### RECORDS FOR THIS EXERCISE
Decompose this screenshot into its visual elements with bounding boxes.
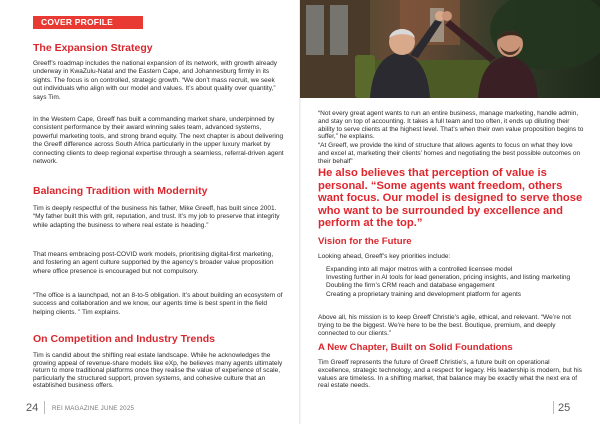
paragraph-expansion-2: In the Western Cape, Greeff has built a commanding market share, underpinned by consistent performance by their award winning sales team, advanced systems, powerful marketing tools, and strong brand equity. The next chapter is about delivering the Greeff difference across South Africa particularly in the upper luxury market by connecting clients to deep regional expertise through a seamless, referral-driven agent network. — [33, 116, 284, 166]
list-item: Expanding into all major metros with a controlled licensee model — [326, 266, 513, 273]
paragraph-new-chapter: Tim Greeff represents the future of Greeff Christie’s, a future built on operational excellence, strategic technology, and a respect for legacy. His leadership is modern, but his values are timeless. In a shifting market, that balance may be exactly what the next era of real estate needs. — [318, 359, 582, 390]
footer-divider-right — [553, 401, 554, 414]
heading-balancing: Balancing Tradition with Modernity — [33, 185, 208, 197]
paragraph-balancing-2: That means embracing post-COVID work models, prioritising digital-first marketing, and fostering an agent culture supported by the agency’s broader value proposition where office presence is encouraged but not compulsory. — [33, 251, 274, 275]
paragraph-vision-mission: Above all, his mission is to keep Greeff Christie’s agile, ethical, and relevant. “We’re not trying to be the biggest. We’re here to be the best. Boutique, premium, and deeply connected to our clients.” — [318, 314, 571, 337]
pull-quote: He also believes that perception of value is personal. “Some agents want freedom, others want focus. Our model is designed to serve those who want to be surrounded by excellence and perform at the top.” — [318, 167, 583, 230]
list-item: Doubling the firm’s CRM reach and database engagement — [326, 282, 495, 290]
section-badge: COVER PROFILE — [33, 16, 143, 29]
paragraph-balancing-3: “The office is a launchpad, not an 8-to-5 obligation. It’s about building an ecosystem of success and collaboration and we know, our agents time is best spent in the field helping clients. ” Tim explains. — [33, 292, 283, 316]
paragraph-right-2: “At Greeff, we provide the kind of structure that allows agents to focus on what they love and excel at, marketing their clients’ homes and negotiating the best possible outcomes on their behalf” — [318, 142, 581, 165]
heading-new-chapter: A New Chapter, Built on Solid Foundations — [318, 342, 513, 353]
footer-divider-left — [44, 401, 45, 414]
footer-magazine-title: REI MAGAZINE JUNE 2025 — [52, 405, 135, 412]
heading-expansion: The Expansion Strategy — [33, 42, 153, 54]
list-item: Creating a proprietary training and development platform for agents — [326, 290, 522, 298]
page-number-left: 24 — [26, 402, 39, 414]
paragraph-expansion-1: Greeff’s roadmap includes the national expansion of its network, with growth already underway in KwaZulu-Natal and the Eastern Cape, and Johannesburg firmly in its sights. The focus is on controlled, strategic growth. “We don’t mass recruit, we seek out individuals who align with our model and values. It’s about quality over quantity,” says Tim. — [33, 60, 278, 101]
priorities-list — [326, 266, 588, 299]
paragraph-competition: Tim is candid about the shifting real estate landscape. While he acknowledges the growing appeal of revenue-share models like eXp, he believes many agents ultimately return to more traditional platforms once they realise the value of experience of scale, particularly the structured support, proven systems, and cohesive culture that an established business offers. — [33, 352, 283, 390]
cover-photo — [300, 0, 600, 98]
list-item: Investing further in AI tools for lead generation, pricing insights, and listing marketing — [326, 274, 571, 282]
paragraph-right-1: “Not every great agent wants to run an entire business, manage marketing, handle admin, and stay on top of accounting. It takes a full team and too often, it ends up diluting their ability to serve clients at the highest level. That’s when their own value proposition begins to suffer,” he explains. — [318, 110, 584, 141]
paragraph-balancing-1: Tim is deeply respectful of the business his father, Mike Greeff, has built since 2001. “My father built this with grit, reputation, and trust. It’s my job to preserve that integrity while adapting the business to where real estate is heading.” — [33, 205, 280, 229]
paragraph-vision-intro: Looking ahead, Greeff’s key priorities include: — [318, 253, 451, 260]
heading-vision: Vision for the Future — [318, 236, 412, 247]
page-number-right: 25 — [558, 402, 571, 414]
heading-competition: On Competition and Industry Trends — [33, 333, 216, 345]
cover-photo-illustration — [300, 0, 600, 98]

* * *

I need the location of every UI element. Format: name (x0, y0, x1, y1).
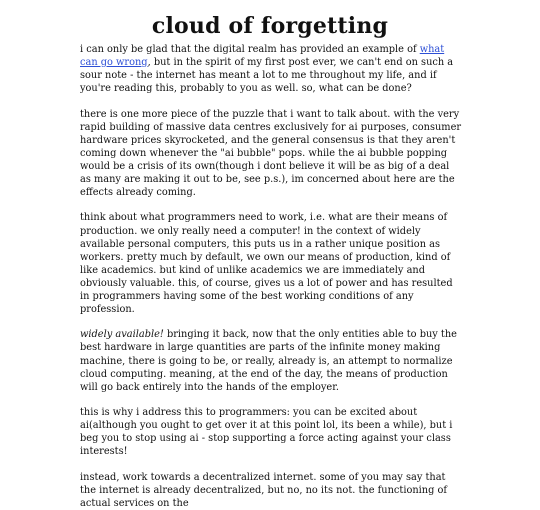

### TASK BRIEF
Please change "commanding" to "dominant" in everything from the line containing "Decompose this screenshot" down to the line containing "paragraph-balancing-2: That means", keeping all else the same. Give only those lines, without the pictures.

### FINISHED TASK
Decompose this screenshot into its visual elements with bounding boxes.
paragraph-expansion-2: In the Western Cape, Greeff has built a dominant market share, underpinned by consistent performance by their award winning sales team, advanced systems, powerful marketing tools, and strong brand equity. The next chapter is about delivering the Greeff difference across South Africa particularly in the upper luxury market by connecting clients to deep regional expertise through a seamless, referral-driven agent network. — [33, 116, 284, 166]
list-item: Expanding into all major metros with a controlled licensee model — [326, 266, 513, 273]
paragraph-new-chapter: Tim Greeff represents the future of Greeff Christie’s, a future built on operational excellence, strategic technology, and a respect for legacy. His leadership is modern, but his values are timeless. In a shifting market, that balance may be exactly what the next era of real estate needs. — [318, 359, 582, 390]
footer-divider-right — [553, 401, 554, 414]
heading-balancing: Balancing Tradition with Modernity — [33, 185, 208, 197]
paragraph-balancing-2: That means embracing post-COVID work models, prioritising digital-first marketing, and fostering an agent culture supported by the agency’s broader value proposition where office presence is encouraged but not compulsory. — [33, 251, 274, 275]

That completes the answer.